Within the records that follow, find every line containing the string "object". Copy those lines.
◇ ◇ ◇ ◇ ◇
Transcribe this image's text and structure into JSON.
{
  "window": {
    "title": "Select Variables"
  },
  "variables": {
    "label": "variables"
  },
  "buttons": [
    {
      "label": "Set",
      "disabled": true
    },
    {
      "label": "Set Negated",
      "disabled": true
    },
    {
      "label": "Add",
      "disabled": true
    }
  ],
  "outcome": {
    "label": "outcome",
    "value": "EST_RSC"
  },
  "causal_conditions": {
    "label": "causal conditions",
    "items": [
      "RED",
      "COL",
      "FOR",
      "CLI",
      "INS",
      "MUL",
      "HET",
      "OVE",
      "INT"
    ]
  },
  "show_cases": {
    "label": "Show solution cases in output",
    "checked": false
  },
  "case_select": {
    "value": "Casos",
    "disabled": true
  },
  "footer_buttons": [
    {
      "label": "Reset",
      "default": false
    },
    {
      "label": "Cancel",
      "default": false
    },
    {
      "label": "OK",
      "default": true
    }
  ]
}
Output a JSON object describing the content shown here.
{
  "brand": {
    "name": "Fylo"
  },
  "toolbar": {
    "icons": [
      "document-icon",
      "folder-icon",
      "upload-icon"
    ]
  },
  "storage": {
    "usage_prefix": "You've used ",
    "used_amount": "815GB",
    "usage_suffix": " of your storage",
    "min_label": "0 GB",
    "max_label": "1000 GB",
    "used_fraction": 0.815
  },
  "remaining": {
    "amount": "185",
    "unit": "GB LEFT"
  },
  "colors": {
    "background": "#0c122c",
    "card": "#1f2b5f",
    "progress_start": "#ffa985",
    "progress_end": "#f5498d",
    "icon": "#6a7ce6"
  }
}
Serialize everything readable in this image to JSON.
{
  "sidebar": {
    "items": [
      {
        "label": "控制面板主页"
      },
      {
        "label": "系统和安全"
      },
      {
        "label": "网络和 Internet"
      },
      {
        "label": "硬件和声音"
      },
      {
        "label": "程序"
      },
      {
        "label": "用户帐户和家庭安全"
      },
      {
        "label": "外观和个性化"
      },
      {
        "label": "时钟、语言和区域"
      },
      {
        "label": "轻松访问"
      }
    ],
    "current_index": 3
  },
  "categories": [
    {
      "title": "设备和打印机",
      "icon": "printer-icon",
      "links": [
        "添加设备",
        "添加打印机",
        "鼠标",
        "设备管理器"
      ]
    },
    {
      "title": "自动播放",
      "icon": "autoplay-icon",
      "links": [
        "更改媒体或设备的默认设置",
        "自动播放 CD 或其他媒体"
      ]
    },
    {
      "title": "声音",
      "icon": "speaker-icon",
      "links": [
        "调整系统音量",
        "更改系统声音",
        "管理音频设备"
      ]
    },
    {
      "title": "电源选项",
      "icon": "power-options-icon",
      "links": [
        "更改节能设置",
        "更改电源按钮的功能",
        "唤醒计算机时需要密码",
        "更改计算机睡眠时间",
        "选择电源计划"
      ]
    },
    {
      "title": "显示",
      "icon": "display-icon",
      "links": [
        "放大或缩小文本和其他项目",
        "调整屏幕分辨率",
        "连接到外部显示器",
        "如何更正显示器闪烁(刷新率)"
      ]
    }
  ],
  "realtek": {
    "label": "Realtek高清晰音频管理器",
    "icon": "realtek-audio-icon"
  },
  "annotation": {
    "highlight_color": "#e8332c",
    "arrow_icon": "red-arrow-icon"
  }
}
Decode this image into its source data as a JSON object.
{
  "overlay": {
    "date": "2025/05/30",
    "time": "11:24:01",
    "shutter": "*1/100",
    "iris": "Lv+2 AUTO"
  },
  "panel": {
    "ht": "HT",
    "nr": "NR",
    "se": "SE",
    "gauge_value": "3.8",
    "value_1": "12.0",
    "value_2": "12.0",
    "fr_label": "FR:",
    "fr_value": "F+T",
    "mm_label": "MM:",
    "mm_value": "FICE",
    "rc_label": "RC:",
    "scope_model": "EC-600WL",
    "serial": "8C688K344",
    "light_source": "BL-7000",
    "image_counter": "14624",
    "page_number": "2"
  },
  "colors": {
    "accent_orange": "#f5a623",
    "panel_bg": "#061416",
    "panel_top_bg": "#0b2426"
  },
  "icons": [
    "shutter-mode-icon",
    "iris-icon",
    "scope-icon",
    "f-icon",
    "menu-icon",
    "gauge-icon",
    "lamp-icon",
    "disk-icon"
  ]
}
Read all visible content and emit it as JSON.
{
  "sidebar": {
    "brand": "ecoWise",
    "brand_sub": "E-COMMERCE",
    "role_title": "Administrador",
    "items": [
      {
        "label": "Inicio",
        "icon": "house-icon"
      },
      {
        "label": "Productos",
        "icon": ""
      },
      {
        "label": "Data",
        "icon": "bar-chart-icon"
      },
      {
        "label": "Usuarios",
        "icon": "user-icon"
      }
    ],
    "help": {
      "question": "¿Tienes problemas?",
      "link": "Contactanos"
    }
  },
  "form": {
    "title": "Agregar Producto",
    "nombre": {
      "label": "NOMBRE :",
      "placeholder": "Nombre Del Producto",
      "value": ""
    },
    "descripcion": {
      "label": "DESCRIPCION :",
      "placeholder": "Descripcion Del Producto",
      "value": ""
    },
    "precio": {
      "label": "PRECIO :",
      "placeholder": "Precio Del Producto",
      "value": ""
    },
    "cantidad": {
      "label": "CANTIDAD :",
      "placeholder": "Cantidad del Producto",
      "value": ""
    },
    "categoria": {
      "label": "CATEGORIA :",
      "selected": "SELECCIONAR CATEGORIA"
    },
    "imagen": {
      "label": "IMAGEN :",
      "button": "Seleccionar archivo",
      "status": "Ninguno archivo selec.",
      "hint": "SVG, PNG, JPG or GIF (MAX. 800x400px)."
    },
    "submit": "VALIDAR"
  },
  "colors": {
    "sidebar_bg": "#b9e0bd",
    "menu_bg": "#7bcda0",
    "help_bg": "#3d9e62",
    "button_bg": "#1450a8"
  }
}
◇ ◇ ◇ ◇ ◇
- **RESULT OF THE EXERCISE**:
Output a JSON object describing the content shown here.
Decode this image into its source data as a JSON object.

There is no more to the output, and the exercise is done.